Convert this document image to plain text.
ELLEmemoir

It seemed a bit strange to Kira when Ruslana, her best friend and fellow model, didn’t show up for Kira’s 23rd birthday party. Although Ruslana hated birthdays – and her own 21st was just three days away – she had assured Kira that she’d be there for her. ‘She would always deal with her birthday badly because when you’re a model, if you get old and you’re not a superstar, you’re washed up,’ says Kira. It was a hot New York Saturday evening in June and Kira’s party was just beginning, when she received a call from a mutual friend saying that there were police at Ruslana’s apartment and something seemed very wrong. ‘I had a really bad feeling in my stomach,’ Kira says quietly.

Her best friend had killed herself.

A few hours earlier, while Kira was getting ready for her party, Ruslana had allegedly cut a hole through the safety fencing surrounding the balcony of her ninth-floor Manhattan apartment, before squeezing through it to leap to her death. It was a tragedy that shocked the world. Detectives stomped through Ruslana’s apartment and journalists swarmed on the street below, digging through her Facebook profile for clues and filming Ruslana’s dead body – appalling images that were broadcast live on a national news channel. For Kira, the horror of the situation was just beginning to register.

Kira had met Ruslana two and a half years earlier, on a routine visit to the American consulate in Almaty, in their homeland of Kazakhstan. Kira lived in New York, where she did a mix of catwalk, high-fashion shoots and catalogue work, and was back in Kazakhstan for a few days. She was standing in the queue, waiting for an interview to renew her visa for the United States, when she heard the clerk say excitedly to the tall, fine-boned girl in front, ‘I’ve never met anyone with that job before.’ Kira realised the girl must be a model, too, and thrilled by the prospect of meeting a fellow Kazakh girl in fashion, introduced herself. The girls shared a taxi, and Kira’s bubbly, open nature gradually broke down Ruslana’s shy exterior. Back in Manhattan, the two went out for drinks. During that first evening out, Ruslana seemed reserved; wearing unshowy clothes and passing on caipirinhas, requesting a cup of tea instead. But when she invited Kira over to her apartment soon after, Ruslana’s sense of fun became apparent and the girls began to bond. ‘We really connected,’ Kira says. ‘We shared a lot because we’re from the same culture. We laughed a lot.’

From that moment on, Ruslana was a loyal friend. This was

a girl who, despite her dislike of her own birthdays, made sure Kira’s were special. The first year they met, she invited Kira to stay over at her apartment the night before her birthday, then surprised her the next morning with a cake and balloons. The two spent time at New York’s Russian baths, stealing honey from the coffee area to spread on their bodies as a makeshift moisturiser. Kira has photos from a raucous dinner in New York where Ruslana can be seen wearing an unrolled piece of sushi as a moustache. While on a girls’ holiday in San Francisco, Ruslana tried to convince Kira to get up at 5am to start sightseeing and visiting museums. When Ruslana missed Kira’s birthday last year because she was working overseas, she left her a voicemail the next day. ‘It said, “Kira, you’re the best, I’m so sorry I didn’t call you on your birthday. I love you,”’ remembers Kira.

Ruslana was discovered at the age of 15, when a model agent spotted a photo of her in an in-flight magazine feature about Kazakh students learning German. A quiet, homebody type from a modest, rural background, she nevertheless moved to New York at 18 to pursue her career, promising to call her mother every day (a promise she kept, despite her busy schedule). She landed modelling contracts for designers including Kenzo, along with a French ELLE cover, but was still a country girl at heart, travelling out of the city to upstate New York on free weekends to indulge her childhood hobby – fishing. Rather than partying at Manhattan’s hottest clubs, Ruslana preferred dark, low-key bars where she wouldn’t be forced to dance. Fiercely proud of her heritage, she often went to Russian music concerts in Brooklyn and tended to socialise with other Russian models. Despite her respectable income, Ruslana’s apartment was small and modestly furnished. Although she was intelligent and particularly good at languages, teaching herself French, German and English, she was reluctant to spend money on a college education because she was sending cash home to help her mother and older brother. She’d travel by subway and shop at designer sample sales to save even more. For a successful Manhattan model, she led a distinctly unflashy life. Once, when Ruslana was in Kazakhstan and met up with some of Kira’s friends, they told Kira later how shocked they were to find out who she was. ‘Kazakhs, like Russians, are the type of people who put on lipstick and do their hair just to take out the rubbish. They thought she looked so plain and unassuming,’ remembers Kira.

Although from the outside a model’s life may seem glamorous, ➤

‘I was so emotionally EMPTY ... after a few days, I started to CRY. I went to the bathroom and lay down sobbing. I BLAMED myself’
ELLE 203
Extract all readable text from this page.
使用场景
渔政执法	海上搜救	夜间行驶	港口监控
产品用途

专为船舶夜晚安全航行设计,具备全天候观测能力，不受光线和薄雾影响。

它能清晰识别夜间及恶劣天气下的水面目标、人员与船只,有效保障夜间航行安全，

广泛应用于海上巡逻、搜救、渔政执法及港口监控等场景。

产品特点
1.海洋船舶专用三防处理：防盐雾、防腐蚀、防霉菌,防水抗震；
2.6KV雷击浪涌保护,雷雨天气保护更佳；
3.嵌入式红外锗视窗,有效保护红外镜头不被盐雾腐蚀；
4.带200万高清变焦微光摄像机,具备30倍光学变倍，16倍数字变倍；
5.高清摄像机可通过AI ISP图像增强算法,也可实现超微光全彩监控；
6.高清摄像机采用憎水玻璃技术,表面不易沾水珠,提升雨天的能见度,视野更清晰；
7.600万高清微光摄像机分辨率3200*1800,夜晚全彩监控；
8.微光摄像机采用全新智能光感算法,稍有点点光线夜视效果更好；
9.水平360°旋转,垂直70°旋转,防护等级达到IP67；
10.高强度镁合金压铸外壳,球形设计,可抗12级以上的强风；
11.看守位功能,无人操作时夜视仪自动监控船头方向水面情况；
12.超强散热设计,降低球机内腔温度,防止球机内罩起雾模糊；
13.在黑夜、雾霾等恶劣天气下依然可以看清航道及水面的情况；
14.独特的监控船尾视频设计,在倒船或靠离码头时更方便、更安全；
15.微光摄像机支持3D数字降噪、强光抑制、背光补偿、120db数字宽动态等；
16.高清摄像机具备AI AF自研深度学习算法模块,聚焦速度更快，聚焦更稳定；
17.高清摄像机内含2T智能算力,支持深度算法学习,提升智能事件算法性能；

——

*JOB*: Look back over the material above and state how many lines hold the word "text". Write the number and nothing else.

*ANSWER BELOW*: 2